*Page excerpt*
In Parmalee v. Hiller, 129 Conn. 489, 491, 29 A.2d 586 (1942), our Supreme Court held that a boat owner’s obligation to warn a passenger of a dangerous condition approximates a landowner’s duty to warn an invitee of a danger not reasonably to be expected by him. Here, the trial court granted the defendant’s motion for a directed verdict because it that found the plaintiff was required to prove that the defendant breached this duty *283through expert testimony and because she failed to sustain her burden of proof.

“While expert testimony is permitted in a great many instances, it is required only when the question involved goes beyond the field of ordinary knowledge and experience of judges and jurors.” (Emphasis added.) C. Tait & J. LaPlante, Connecticut Evidence (2d Ed. 1988) § 7.16.5; see also Sun Hill Industries, Inc. v. Kraftsman Group, Inc., 27 Conn. App. 688, 697, 610 A.2d 684, cert. denied, 223 Conn. 913, 614 A.2d 831 (1992). For example, in cases involving professional competence and malpractice, expert testimony is typically required. C. Tait & J. LaPlante, supra, § 7.16.6; see also Barrett v. Danbury Hospital, 232 Conn. 242, 252, 654 A.2d 748 (1995) (expert testimony required in medical malpractice action except where negligence so gross as to be clear to layperson). Our courts have held that expert testimony is not required to prove the following: the effect of operating a gasoline station on traffic safety; Gulf Oil Corp. v. Board of Selectman, 144 Conn. 61, 65, 127 A.2d 48 (1956); that a criminal defendant is sane after he raises an insanity defense; State v. Davis, 158 Conn. 341, 356, 260 A.2d 587 (1969); that injuries sustained on the plaintiffs property were caused by the defendant’s blasting; King v. New Haven Trap Rock Co., 146 Conn. 482, 483-84, 152 A.2d 503 (1959); that the failure to erect a porch railing was negligent; Bader v. United Orthodox Synagogue, 148 Conn. 449, 454, 172 A.2d 192 (1961); that a fence erected around an area where blasting occurred was insufficient to guard against injuries; Bonczkiewicz v. Merberg Wrecking Cow., 148 Conn. 573, 580, 172 A.2d 917 (1961); and that certain materials are obscene as to minors. State v. Parsons, 28 Conn. App. 91, 101-102, 612 A.2d 73, cert. denied, 223 Conn. 920, 614 A.2d 829 (1992). In this case, we conclude that expert testimony is not required to resolve the question of whether the defendant breached *284his duty to warn the plaintiff of the danger presented by the Montauk rips. That factual determination is not so far outside the ordinary knowledge and experience of jurors so as to require expert testimony.

*Bounding box prediction data*
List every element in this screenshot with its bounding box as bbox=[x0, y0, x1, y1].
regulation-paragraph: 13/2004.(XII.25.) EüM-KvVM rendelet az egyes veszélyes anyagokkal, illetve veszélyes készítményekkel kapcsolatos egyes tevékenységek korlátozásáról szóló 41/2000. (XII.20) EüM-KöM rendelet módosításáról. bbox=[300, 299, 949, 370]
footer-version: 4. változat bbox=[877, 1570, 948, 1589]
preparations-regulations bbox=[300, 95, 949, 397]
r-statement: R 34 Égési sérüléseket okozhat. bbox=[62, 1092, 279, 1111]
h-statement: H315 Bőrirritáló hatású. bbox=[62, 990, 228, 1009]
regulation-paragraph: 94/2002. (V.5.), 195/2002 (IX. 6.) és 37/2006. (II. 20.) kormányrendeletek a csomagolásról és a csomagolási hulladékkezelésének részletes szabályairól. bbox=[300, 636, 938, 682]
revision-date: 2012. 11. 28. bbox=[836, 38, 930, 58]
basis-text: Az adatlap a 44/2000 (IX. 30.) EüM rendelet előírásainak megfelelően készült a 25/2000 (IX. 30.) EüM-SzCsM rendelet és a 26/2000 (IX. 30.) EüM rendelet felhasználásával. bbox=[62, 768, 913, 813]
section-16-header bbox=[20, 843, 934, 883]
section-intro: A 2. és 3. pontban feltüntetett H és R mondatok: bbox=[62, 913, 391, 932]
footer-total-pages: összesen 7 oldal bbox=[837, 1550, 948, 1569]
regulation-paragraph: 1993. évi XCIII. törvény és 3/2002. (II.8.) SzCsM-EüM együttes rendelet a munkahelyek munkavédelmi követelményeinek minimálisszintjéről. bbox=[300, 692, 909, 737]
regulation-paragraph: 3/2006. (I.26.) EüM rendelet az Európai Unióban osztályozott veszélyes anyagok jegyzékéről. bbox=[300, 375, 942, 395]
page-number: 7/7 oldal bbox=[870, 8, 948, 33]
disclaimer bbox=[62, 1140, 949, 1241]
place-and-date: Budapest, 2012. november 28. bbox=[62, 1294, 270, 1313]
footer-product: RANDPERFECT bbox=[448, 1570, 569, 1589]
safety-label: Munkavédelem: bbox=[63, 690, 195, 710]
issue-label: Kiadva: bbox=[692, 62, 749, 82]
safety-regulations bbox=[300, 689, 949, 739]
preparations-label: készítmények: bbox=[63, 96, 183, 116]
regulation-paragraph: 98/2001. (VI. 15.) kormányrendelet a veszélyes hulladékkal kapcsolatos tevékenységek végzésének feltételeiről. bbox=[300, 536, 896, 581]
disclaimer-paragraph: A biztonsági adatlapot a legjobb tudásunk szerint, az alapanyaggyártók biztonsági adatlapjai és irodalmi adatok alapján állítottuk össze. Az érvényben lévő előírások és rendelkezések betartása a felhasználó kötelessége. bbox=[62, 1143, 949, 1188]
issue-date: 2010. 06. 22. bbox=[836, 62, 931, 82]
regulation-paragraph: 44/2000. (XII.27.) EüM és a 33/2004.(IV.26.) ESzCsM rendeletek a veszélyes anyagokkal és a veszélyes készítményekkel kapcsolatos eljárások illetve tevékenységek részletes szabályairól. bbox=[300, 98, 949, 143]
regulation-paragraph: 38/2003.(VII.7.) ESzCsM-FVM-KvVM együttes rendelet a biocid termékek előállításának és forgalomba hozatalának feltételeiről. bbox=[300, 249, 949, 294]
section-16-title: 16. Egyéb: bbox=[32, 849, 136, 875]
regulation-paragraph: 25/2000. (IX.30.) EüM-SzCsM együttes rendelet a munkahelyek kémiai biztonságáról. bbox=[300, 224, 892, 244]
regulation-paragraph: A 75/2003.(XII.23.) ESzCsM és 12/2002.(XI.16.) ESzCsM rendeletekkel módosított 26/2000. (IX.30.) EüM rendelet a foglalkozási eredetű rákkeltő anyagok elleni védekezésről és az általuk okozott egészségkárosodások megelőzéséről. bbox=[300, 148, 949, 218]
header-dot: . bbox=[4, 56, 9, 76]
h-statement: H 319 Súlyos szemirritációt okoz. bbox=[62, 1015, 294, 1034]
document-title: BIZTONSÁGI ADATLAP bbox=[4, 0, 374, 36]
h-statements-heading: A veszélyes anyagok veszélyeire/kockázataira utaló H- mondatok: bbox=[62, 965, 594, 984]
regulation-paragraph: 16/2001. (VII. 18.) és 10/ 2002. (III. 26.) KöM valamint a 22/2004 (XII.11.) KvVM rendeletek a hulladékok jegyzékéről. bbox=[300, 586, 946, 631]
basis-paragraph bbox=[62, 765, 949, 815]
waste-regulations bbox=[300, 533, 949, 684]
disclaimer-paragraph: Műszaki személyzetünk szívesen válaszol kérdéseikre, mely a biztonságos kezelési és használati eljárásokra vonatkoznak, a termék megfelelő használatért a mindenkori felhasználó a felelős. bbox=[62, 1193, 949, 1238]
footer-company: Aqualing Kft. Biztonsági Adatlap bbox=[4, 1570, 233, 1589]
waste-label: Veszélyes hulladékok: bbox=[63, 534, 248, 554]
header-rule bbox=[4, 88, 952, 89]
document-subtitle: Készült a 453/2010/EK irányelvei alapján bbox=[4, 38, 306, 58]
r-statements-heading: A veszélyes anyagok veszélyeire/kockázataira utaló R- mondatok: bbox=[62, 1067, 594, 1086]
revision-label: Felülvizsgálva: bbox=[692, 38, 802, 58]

*Work to complete*
A. Sum up the court excerpt in two sentences.
B. Please retype the court excerpt, starting with "In Parmalee v." and going on through "burden of proof.".

*Answers for this exercise*
A. The trial court granted the defendant's motion for a directed verdict, finding that the plaintiff had to prove through expert testimony that the defendant breached a boat owner's duty to warn a passenger of a dangerous condition, and that she failed to sustain her burden of proof. The court concludes that expert testimony, which is required only when a question goes beyond the ordinary knowledge and experience of judges and jurors, is not needed to decide whether the defendant breached his duty to warn the plaintiff of the danger presented by the Montauk rips.

B.
In Parmalee v. Hiller, 129 Conn. 489, 491, 29 A.2d 586 (1942), our Supreme Court held that a boat owner’s obligation to warn a passenger of a dangerous condition approximates a landowner’s duty to warn an invitee of a danger not reasonably to be expected by him. Here, the trial court granted the defendant’s motion for a directed verdict because it that found the plaintiff was required to prove that the defendant breached this duty *283through expert testimony and because she failed to sustain her burden of proof.